►

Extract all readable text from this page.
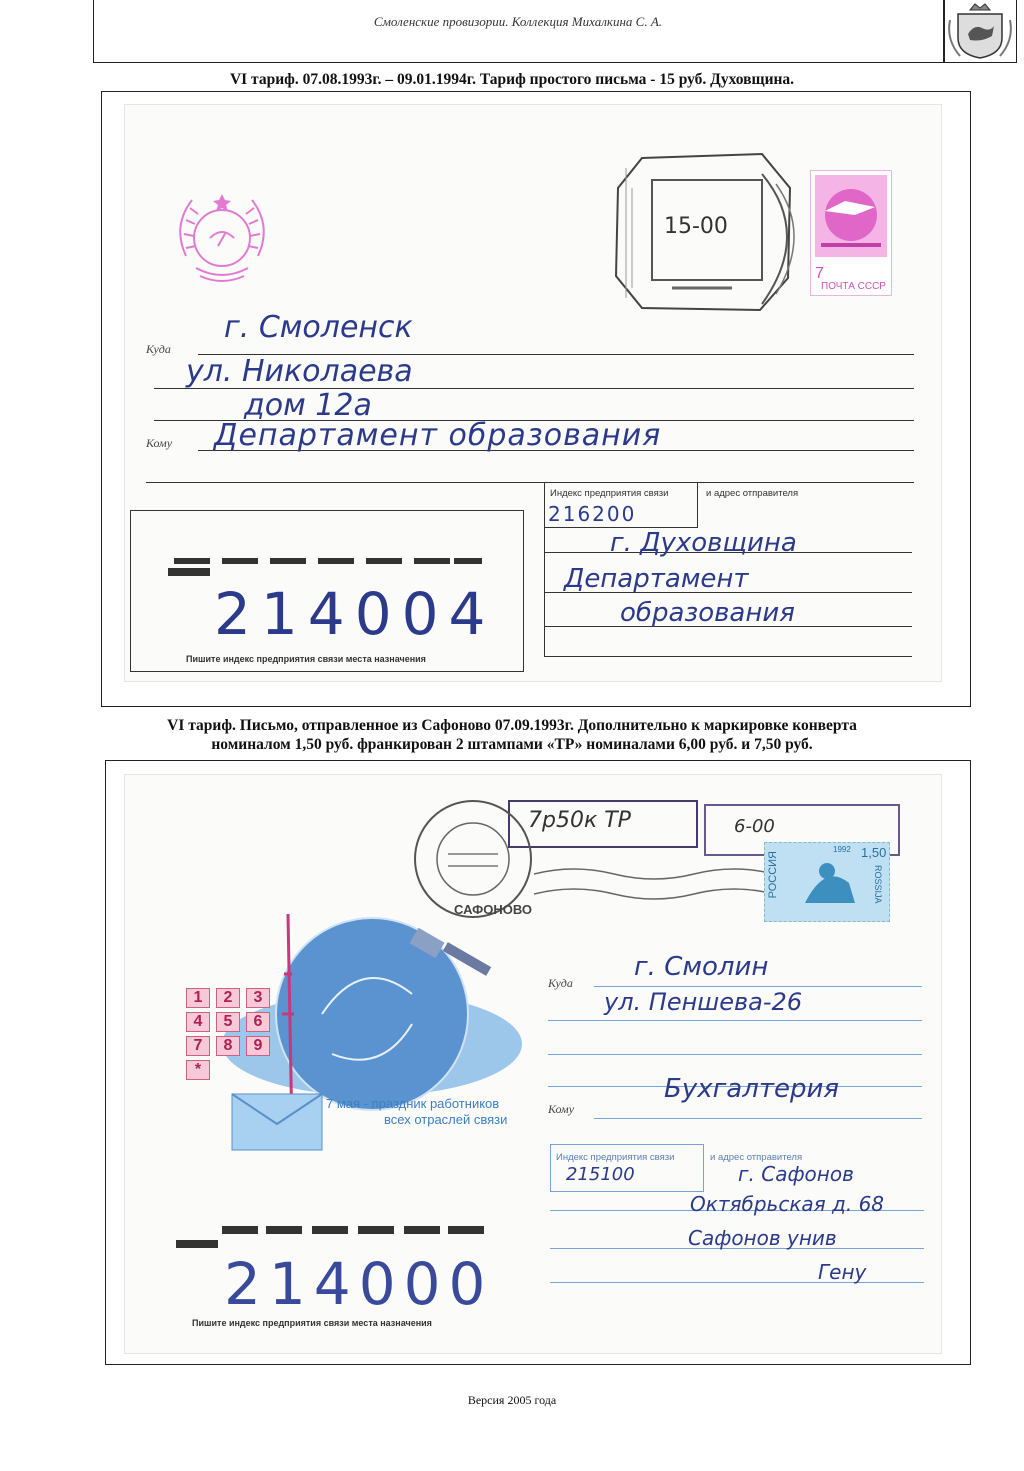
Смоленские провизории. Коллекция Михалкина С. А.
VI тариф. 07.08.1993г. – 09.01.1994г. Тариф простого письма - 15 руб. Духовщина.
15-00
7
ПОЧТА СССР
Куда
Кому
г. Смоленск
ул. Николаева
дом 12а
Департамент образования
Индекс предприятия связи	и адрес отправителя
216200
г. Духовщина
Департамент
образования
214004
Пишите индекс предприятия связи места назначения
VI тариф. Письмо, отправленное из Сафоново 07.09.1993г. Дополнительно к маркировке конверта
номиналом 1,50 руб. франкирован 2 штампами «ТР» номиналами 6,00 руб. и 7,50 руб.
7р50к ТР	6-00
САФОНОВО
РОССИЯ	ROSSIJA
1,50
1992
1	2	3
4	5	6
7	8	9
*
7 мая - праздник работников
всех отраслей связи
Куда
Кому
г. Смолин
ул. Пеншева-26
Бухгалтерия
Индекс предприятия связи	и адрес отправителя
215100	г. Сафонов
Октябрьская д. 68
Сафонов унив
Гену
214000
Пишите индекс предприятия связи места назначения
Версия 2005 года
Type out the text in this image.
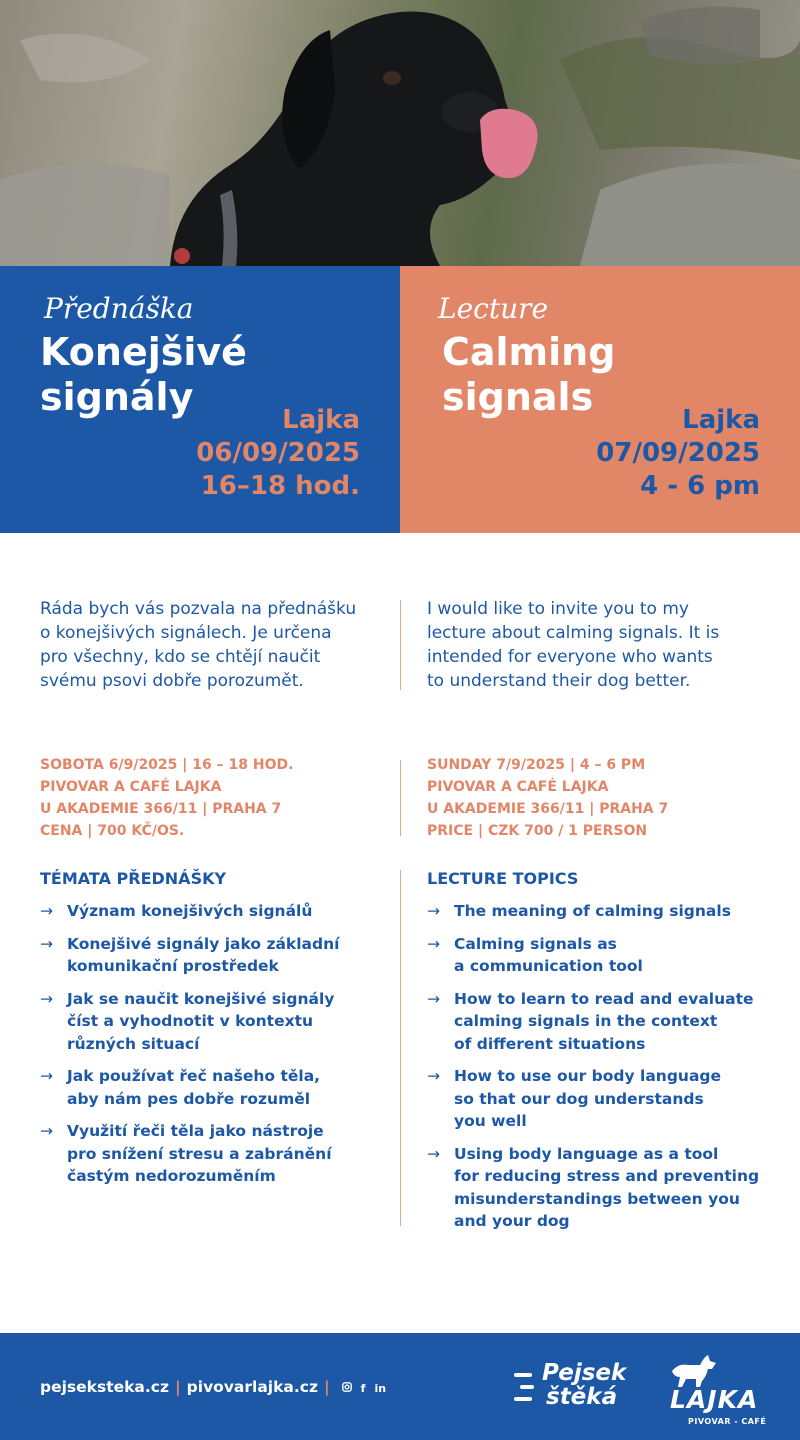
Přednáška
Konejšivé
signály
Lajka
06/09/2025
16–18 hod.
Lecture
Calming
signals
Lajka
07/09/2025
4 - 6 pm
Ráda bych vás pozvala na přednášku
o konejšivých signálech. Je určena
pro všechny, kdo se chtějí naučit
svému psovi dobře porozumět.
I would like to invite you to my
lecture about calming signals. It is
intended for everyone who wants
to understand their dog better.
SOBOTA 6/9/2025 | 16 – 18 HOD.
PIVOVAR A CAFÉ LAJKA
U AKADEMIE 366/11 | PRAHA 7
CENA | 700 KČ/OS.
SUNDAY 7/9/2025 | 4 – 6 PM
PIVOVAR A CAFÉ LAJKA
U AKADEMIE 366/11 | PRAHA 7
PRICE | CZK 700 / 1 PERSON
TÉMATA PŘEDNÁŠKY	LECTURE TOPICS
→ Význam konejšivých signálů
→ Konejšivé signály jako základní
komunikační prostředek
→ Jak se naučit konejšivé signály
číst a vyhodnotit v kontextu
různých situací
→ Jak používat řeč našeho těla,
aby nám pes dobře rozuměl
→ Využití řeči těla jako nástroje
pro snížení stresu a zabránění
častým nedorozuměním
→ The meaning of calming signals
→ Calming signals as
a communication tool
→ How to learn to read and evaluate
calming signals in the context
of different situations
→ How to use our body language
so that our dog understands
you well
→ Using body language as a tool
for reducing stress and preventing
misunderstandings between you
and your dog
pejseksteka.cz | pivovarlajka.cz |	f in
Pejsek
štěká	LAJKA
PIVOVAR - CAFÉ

◄

• _Objective_
Set down every entry word for word, but omit the pictures.

• _Result of the exercise_
Extract all readable text from this page.
Смоленские провизории. Коллекция Михалкина С. А.
VI тариф. 07.08.1993г. – 09.01.1994г. Тариф простого письма - 15 руб. Духовщина.
15-00
7
ПОЧТА СССР
Куда
Кому
г. Смоленск
ул. Николаева
дом 12а
Департамент образования
Индекс предприятия связи	и адрес отправителя
216200
г. Духовщина
Департамент
образования
214004
Пишите индекс предприятия связи места назначения
VI тариф. Письмо, отправленное из Сафоново 07.09.1993г. Дополнительно к маркировке конверта
номиналом 1,50 руб. франкирован 2 штампами «ТР» номиналами 6,00 руб. и 7,50 руб.
7р50к ТР	6-00
САФОНОВО
РОССИЯ	ROSSIJA
1,50
1992
1	2	3
4	5	6
7	8	9
*
7 мая - праздник работников
всех отраслей связи
Куда
Кому
г. Смолин
ул. Пеншева-26
Бухгалтерия
Индекс предприятия связи	и адрес отправителя
215100	г. Сафонов
Октябрьская д. 68
Сафонов унив
Гену
214000
Пишите индекс предприятия связи места назначения
Версия 2005 года
Type out the text in this image.
Přednáška
Konejšivé
signály
Lajka
06/09/2025
16–18 hod.
Lecture
Calming
signals
Lajka
07/09/2025
4 - 6 pm
Ráda bych vás pozvala na přednášku
o konejšivých signálech. Je určena
pro všechny, kdo se chtějí naučit
svému psovi dobře porozumět.
I would like to invite you to my
lecture about calming signals. It is
intended for everyone who wants
to understand their dog better.
SOBOTA 6/9/2025 | 16 – 18 HOD.
PIVOVAR A CAFÉ LAJKA
U AKADEMIE 366/11 | PRAHA 7
CENA | 700 KČ/OS.
SUNDAY 7/9/2025 | 4 – 6 PM
PIVOVAR A CAFÉ LAJKA
U AKADEMIE 366/11 | PRAHA 7
PRICE | CZK 700 / 1 PERSON
TÉMATA PŘEDNÁŠKY	LECTURE TOPICS
→ Význam konejšivých signálů
→ Konejšivé signály jako základní
komunikační prostředek
→ Jak se naučit konejšivé signály
číst a vyhodnotit v kontextu
různých situací
→ Jak používat řeč našeho těla,
aby nám pes dobře rozuměl
→ Využití řeči těla jako nástroje
pro snížení stresu a zabránění
častým nedorozuměním
→ The meaning of calming signals
→ Calming signals as
a communication tool
→ How to learn to read and evaluate
calming signals in the context
of different situations
→ How to use our body language
so that our dog understands
you well
→ Using body language as a tool
for reducing stress and preventing
misunderstandings between you
and your dog
pejseksteka.cz | pivovarlajka.cz |	f in
Pejsek
štěká	LAJKA
PIVOVAR - CAFÉ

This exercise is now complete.